Records contained in a dataset:
>> START

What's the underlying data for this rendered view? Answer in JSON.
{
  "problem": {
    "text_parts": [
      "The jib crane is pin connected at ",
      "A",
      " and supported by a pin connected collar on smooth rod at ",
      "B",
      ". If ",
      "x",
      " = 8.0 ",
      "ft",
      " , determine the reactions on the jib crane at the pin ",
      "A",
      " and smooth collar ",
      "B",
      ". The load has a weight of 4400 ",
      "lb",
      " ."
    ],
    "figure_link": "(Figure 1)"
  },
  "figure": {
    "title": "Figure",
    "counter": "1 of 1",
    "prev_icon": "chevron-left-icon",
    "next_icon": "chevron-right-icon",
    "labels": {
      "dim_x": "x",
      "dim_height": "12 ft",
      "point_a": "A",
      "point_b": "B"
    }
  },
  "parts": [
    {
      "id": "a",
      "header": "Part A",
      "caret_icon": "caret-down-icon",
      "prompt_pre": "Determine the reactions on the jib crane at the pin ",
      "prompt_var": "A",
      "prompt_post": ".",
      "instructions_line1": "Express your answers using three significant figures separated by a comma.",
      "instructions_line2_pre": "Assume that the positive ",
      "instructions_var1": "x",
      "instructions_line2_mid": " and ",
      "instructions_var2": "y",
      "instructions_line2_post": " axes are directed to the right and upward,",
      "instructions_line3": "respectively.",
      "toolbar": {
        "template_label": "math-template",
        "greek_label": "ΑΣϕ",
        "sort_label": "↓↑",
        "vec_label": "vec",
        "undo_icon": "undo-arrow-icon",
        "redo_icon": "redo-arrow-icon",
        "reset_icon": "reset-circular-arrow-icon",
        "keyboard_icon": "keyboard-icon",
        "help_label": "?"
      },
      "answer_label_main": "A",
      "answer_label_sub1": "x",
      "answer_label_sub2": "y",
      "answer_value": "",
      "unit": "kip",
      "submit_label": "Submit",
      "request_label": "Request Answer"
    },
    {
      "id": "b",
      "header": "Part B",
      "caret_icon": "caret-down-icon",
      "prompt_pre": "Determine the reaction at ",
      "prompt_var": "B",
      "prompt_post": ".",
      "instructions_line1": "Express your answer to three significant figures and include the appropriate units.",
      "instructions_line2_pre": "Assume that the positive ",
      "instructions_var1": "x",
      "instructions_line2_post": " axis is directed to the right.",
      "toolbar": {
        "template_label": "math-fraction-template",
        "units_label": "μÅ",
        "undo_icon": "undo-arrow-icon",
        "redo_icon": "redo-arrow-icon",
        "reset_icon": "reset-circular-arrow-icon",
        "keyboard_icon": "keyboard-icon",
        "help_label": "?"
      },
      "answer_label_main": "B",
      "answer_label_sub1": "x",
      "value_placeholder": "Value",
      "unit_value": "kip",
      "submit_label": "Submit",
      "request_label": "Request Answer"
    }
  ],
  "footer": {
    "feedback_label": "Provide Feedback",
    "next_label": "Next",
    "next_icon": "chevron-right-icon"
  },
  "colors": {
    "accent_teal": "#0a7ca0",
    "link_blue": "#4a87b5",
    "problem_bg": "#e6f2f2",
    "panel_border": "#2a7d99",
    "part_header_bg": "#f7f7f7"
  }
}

>> END

INSTRUCTION:
Retype the entries exactly, including every line.

REPLY:
What's the underlying data for this rendered view? Answer in JSON.
{
  "problem": {
    "text_parts": [
      "The jib crane is pin connected at ",
      "A",
      " and supported by a pin connected collar on smooth rod at ",
      "B",
      ". If ",
      "x",
      " = 8.0 ",
      "ft",
      " , determine the reactions on the jib crane at the pin ",
      "A",
      " and smooth collar ",
      "B",
      ". The load has a weight of 4400 ",
      "lb",
      " ."
    ],
    "figure_link": "(Figure 1)"
  },
  "figure": {
    "title": "Figure",
    "counter": "1 of 1",
    "prev_icon": "chevron-left-icon",
    "next_icon": "chevron-right-icon",
    "labels": {
      "dim_x": "x",
      "dim_height": "12 ft",
      "point_a": "A",
      "point_b": "B"
    }
  },
  "parts": [
    {
      "id": "a",
      "header": "Part A",
      "caret_icon": "caret-down-icon",
      "prompt_pre": "Determine the reactions on the jib crane at the pin ",
      "prompt_var": "A",
      "prompt_post": ".",
      "instructions_line1": "Express your answers using three significant figures separated by a comma.",
      "instructions_line2_pre": "Assume that the positive ",
      "instructions_var1": "x",
      "instructions_line2_mid": " and ",
      "instructions_var2": "y",
      "instructions_line2_post": " axes are directed to the right and upward,",
      "instructions_line3": "respectively.",
      "toolbar": {
        "template_label": "math-template",
        "greek_label": "ΑΣϕ",
        "sort_label": "↓↑",
        "vec_label": "vec",
        "undo_icon": "undo-arrow-icon",
        "redo_icon": "redo-arrow-icon",
        "reset_icon": "reset-circular-arrow-icon",
        "keyboard_icon": "keyboard-icon",
        "help_label": "?"
      },
      "answer_label_main": "A",
      "answer_label_sub1": "x",
      "answer_label_sub2": "y",
      "answer_value": "",
      "unit": "kip",
      "submit_label": "Submit",
      "request_label": "Request Answer"
    },
    {
      "id": "b",
      "header": "Part B",
      "caret_icon": "caret-down-icon",
      "prompt_pre": "Determine the reaction at ",
      "prompt_var": "B",
      "prompt_post": ".",
      "instructions_line1": "Express your answer to three significant figures and include the appropriate units.",
      "instructions_line2_pre": "Assume that the positive ",
      "instructions_var1": "x",
      "instructions_line2_post": " axis is directed to the right.",
      "toolbar": {
        "template_label": "math-fraction-template",
        "units_label": "μÅ",
        "undo_icon": "undo-arrow-icon",
        "redo_icon": "redo-arrow-icon",
        "reset_icon": "reset-circular-arrow-icon",
        "keyboard_icon": "keyboard-icon",
        "help_label": "?"
      },
      "answer_label_main": "B",
      "answer_label_sub1": "x",
      "value_placeholder": "Value",
      "unit_value": "kip",
      "submit_label": "Submit",
      "request_label": "Request Answer"
    }
  ],
  "footer": {
    "feedback_label": "Provide Feedback",
    "next_label": "Next",
    "next_icon": "chevron-right-icon"
  },
  "colors": {
    "accent_teal": "#0a7ca0",
    "link_blue": "#4a87b5",
    "problem_bg": "#e6f2f2",
    "panel_border": "#2a7d99",
    "part_header_bg": "#f7f7f7"
  }
}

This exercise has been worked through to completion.